(Dataset entries)
::::
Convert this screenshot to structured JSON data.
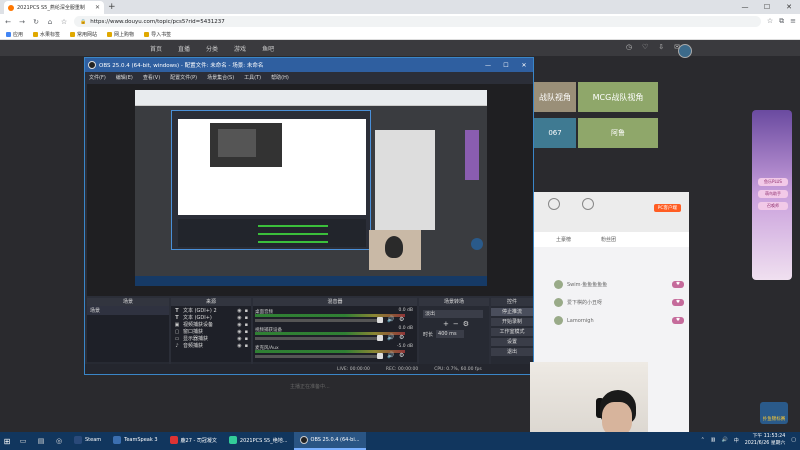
{
  "browser": {
    "tab_title": "2021PCS S5_燕纶深全服重制",
    "url": "https://www.douyu.com/topic/pcs5?rid=5431237",
    "bookmarks": [
      "应用",
      "水果标签",
      "常用网站",
      "网上购物",
      "导入书签"
    ]
  },
  "douyu": {
    "nav": [
      "首页",
      "直播",
      "分类",
      "游戏",
      "鱼吧"
    ],
    "team_tiles": [
      {
        "label": "战队视角"
      },
      {
        "label": "MCG战队视角"
      },
      {
        "label": "067"
      },
      {
        "label": "阿鲁"
      }
    ],
    "gift_button": "PC客户端",
    "chat_tabs": [
      "土豪榜",
      "粉丝团"
    ],
    "chat_rows": [
      {
        "name": "Swim·鱼鱼鱼鱼鱼",
        "badge": ""
      },
      {
        "name": "爱下棋的小丑呀",
        "badge": ""
      },
      {
        "name": "Lamornigh",
        "badge": ""
      }
    ],
    "promo_buttons": [
      "鱼乐PLUS",
      "萌鸟助手",
      "召唤师"
    ],
    "anchor_label": "扑鱼锦标赛",
    "hint_text": "主播正在准备中..."
  },
  "obs": {
    "title": "OBS 25.0.4 (64-bit, windows) - 配置文件: 未命名 - 场景: 未命名",
    "menu": [
      "文件(F)",
      "编辑(E)",
      "查看(V)",
      "配置文件(P)",
      "场景集合(S)",
      "工具(T)",
      "帮助(H)"
    ],
    "docks": {
      "scenes": {
        "title": "场景",
        "items": [
          "场景"
        ]
      },
      "sources": {
        "title": "来源",
        "items": [
          {
            "icon": "T",
            "name": "文本 (GDI+) 2"
          },
          {
            "icon": "T",
            "name": "文本 (GDI+)"
          },
          {
            "icon": "▣",
            "name": "视频捕获设备"
          },
          {
            "icon": "▢",
            "name": "窗口捕获"
          },
          {
            "icon": "▭",
            "name": "显示器捕获"
          },
          {
            "icon": "♪",
            "name": "音频捕获"
          }
        ]
      },
      "mixer": {
        "title": "混音器",
        "channels": [
          {
            "name": "桌面音频",
            "db": "0.0 dB"
          },
          {
            "name": "视频捕获设备",
            "db": "0.0 dB"
          },
          {
            "name": "麦克风/Aux",
            "db": "-5.0 dB"
          }
        ]
      },
      "transitions": {
        "title": "场景转场",
        "selected": "淡出",
        "duration_label": "时长",
        "duration": "400 ms"
      },
      "controls": {
        "title": "控件",
        "buttons": [
          "停止推流",
          "开始录制",
          "工作室模式",
          "设置",
          "退出"
        ]
      }
    },
    "status": {
      "live": "LIVE: 00:00:00",
      "rec": "REC: 00:00:00",
      "cpu": "CPU: 0.7%, 60.00 fps"
    }
  },
  "taskbar": {
    "apps": [
      {
        "label": "Steam",
        "active": false
      },
      {
        "label": "TeamSpeak 3",
        "active": false
      },
      {
        "label": "鹿27 - 司冠凝文",
        "active": false
      },
      {
        "label": "2021PCS S5_绝地...",
        "active": false
      },
      {
        "label": "OBS 25.0.4 (64-bi...",
        "active": true
      }
    ],
    "time": "11:53:24",
    "time_prefix": "下午",
    "date": "2021/6/26 星期六"
  }
}
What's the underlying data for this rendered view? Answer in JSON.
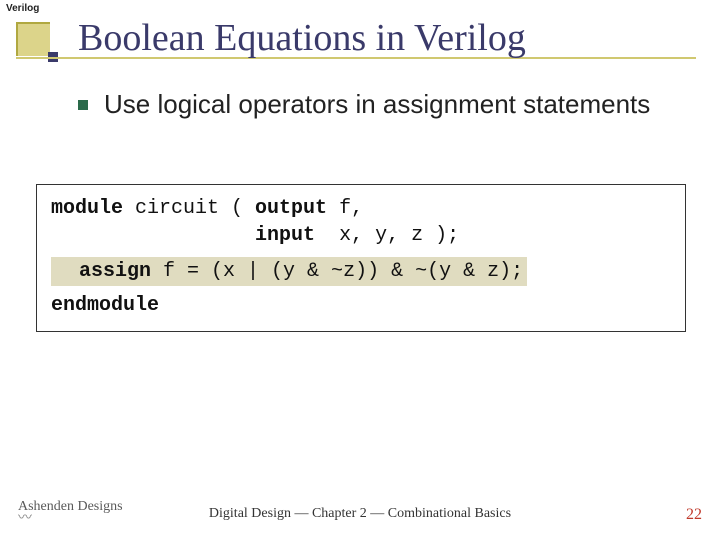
::::
> [Task details]
Reproduce every line exactly and omit all pictures.

> [Solution for this exercise]
Convert this screenshot to structured JSON data.
{
  "browser": {
    "tab_title": "2021PCS S5_燕纶深全服重制",
    "url": "https://www.douyu.com/topic/pcs5?rid=5431237",
    "bookmarks": [
      "应用",
      "水果标签",
      "常用网站",
      "网上购物",
      "导入书签"
    ]
  },
  "douyu": {
    "nav": [
      "首页",
      "直播",
      "分类",
      "游戏",
      "鱼吧"
    ],
    "team_tiles": [
      {
        "label": "战队视角"
      },
      {
        "label": "MCG战队视角"
      },
      {
        "label": "067"
      },
      {
        "label": "阿鲁"
      }
    ],
    "gift_button": "PC客户端",
    "chat_tabs": [
      "土豪榜",
      "粉丝团"
    ],
    "chat_rows": [
      {
        "name": "Swim·鱼鱼鱼鱼鱼",
        "badge": ""
      },
      {
        "name": "爱下棋的小丑呀",
        "badge": ""
      },
      {
        "name": "Lamornigh",
        "badge": ""
      }
    ],
    "promo_buttons": [
      "鱼乐PLUS",
      "萌鸟助手",
      "召唤师"
    ],
    "anchor_label": "扑鱼锦标赛",
    "hint_text": "主播正在准备中..."
  },
  "obs": {
    "title": "OBS 25.0.4 (64-bit, windows) - 配置文件: 未命名 - 场景: 未命名",
    "menu": [
      "文件(F)",
      "编辑(E)",
      "查看(V)",
      "配置文件(P)",
      "场景集合(S)",
      "工具(T)",
      "帮助(H)"
    ],
    "docks": {
      "scenes": {
        "title": "场景",
        "items": [
          "场景"
        ]
      },
      "sources": {
        "title": "来源",
        "items": [
          {
            "icon": "T",
            "name": "文本 (GDI+) 2"
          },
          {
            "icon": "T",
            "name": "文本 (GDI+)"
          },
          {
            "icon": "▣",
            "name": "视频捕获设备"
          },
          {
            "icon": "▢",
            "name": "窗口捕获"
          },
          {
            "icon": "▭",
            "name": "显示器捕获"
          },
          {
            "icon": "♪",
            "name": "音频捕获"
          }
        ]
      },
      "mixer": {
        "title": "混音器",
        "channels": [
          {
            "name": "桌面音频",
            "db": "0.0 dB"
          },
          {
            "name": "视频捕获设备",
            "db": "0.0 dB"
          },
          {
            "name": "麦克风/Aux",
            "db": "-5.0 dB"
          }
        ]
      },
      "transitions": {
        "title": "场景转场",
        "selected": "淡出",
        "duration_label": "时长",
        "duration": "400 ms"
      },
      "controls": {
        "title": "控件",
        "buttons": [
          "停止推流",
          "开始录制",
          "工作室模式",
          "设置",
          "退出"
        ]
      }
    },
    "status": {
      "live": "LIVE: 00:00:00",
      "rec": "REC: 00:00:00",
      "cpu": "CPU: 0.7%, 60.00 fps"
    }
  },
  "taskbar": {
    "apps": [
      {
        "label": "Steam",
        "active": false
      },
      {
        "label": "TeamSpeak 3",
        "active": false
      },
      {
        "label": "鹿27 - 司冠凝文",
        "active": false
      },
      {
        "label": "2021PCS S5_绝地...",
        "active": false
      },
      {
        "label": "OBS 25.0.4 (64-bi...",
        "active": true
      }
    ],
    "time": "11:53:24",
    "time_prefix": "下午",
    "date": "2021/6/26 星期六"
  }
}
What's the underlying data for this rendered view? Answer in JSON.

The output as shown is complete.